### [Entries from a dataset]
###

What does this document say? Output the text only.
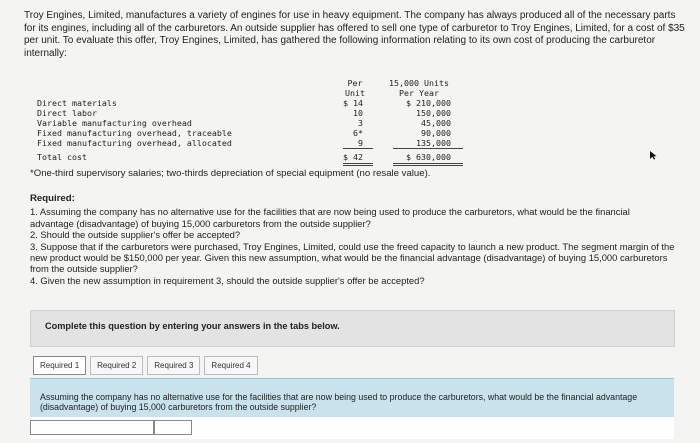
Troy Engines, Limited, manufactures a variety of engines for use in heavy equipment. The company has always produced all of the necessary parts for its engines, including all of the carburetors. An outside supplier has offered to sell one type of carburetor to Troy Engines, Limited, for a cost of $35 per unit. To evaluate this offer, Troy Engines, Limited, has gathered the following information relating to its own cost of producing the carburetor internally:
Per
Unit
15,000 Units
Per Year
Direct materials	$ 14	$ 210,000
Direct labor	10	150,000
Variable manufacturing overhead	3	45,000
Fixed manufacturing overhead, traceable	6*	90,000
Fixed manufacturing overhead, allocated	9	135,000
Total cost	$ 42	$ 630,000
*One-third supervisory salaries; two-thirds depreciation of special equipment (no resale value).
Required:
1. Assuming the company has no alternative use for the facilities that are now being used to produce the carburetors, what would be the financial advantage (disadvantage) of buying 15,000 carburetors from the outside supplier?
2. Should the outside supplier's offer be accepted?
3. Suppose that if the carburetors were purchased, Troy Engines, Limited, could use the freed capacity to launch a new product. The segment margin of the new product would be $150,000 per year. Given this new assumption, what would be the financial advantage (disadvantage) of buying 15,000 carburetors from the outside supplier?
4. Given the new assumption in requirement 3, should the outside supplier's offer be accepted?
Complete this question by entering your answers in the tabs below.
Required 1	Required 2	Required 3	Required 4
Assuming the company has no alternative use for the facilities that are now being used to produce the carburetors, what would be the financial advantage (disadvantage) of buying 15,000 carburetors from the outside supplier?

###

### [SET EXERCISE]
Repeat the data in full and exactly. Omit pictures.

### [RESULT OF THE EXERCISE]
What does this document say? Output the text only.
Troy Engines, Limited, manufactures a variety of engines for use in heavy equipment. The company has always produced all of the necessary parts for its engines, including all of the carburetors. An outside supplier has offered to sell one type of carburetor to Troy Engines, Limited, for a cost of $35 per unit. To evaluate this offer, Troy Engines, Limited, has gathered the following information relating to its own cost of producing the carburetor internally:
Per
Unit
15,000 Units
Per Year
Direct materials	$ 14	$ 210,000
Direct labor	10	150,000
Variable manufacturing overhead	3	45,000
Fixed manufacturing overhead, traceable	6*	90,000
Fixed manufacturing overhead, allocated	9	135,000
Total cost	$ 42	$ 630,000
*One-third supervisory salaries; two-thirds depreciation of special equipment (no resale value).
Required:
1. Assuming the company has no alternative use for the facilities that are now being used to produce the carburetors, what would be the financial advantage (disadvantage) of buying 15,000 carburetors from the outside supplier?
2. Should the outside supplier's offer be accepted?
3. Suppose that if the carburetors were purchased, Troy Engines, Limited, could use the freed capacity to launch a new product. The segment margin of the new product would be $150,000 per year. Given this new assumption, what would be the financial advantage (disadvantage) of buying 15,000 carburetors from the outside supplier?
4. Given the new assumption in requirement 3, should the outside supplier's offer be accepted?
Complete this question by entering your answers in the tabs below.
Required 1	Required 2	Required 3	Required 4
Assuming the company has no alternative use for the facilities that are now being used to produce the carburetors, what would be the financial advantage (disadvantage) of buying 15,000 carburetors from the outside supplier?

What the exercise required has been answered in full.